[START]

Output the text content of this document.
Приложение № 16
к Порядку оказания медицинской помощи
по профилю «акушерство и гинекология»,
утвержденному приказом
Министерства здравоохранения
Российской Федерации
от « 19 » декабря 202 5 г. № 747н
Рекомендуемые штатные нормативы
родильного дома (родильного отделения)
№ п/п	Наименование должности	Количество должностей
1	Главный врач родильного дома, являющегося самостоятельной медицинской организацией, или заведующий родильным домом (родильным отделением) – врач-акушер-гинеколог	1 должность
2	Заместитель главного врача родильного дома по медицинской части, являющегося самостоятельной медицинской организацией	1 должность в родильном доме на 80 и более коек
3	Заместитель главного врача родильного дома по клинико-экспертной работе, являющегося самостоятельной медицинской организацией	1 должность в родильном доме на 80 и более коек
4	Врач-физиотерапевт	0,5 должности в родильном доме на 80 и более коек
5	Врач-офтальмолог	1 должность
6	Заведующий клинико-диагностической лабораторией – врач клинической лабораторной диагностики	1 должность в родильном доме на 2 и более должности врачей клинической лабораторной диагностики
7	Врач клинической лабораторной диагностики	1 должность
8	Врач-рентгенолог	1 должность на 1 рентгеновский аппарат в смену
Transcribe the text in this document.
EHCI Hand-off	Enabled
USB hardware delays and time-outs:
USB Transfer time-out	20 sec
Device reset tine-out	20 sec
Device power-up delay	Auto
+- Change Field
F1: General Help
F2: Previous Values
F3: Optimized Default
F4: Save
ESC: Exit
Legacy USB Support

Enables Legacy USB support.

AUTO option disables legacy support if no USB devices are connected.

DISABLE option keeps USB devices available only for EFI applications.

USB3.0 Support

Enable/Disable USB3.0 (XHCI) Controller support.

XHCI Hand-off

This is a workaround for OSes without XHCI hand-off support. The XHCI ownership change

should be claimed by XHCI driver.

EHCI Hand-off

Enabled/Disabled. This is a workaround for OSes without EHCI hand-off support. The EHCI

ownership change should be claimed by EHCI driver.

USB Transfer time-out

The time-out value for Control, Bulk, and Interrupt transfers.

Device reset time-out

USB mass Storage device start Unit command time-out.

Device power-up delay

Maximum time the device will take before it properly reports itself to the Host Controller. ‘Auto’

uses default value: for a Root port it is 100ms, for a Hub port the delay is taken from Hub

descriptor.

[END]

**Given exercise**: Copy all of the material word for word.

**The output**:
Output the text content of this document.
Приложение № 16
к Порядку оказания медицинской помощи
по профилю «акушерство и гинекология»,
утвержденному приказом
Министерства здравоохранения
Российской Федерации
от « 19 » декабря 202 5 г. № 747н
Рекомендуемые штатные нормативы
родильного дома (родильного отделения)
№ п/п	Наименование должности	Количество должностей
1	Главный врач родильного дома, являющегося самостоятельной медицинской организацией, или заведующий родильным домом (родильным отделением) – врач-акушер-гинеколог	1 должность
2	Заместитель главного врача родильного дома по медицинской части, являющегося самостоятельной медицинской организацией	1 должность в родильном доме на 80 и более коек
3	Заместитель главного врача родильного дома по клинико-экспертной работе, являющегося самостоятельной медицинской организацией	1 должность в родильном доме на 80 и более коек
4	Врач-физиотерапевт	0,5 должности в родильном доме на 80 и более коек
5	Врач-офтальмолог	1 должность
6	Заведующий клинико-диагностической лабораторией – врач клинической лабораторной диагностики	1 должность в родильном доме на 2 и более должности врачей клинической лабораторной диагностики
7	Врач клинической лабораторной диагностики	1 должность
8	Врач-рентгенолог	1 должность на 1 рентгеновский аппарат в смену
Transcribe the text in this document.
EHCI Hand-off	Enabled
USB hardware delays and time-outs:
USB Transfer time-out	20 sec
Device reset tine-out	20 sec
Device power-up delay	Auto
+- Change Field
F1: General Help
F2: Previous Values
F3: Optimized Default
F4: Save
ESC: Exit
Legacy USB Support

Enables Legacy USB support.

AUTO option disables legacy support if no USB devices are connected.

DISABLE option keeps USB devices available only for EFI applications.

USB3.0 Support

Enable/Disable USB3.0 (XHCI) Controller support.

XHCI Hand-off

This is a workaround for OSes without XHCI hand-off support. The XHCI ownership change

should be claimed by XHCI driver.

EHCI Hand-off

Enabled/Disabled. This is a workaround for OSes without EHCI hand-off support. The EHCI

ownership change should be claimed by EHCI driver.

USB Transfer time-out

The time-out value for Control, Bulk, and Interrupt transfers.

Device reset time-out

USB mass Storage device start Unit command time-out.

Device power-up delay

Maximum time the device will take before it properly reports itself to the Host Controller. ‘Auto’

uses default value: for a Root port it is 100ms, for a Hub port the delay is taken from Hub

descriptor.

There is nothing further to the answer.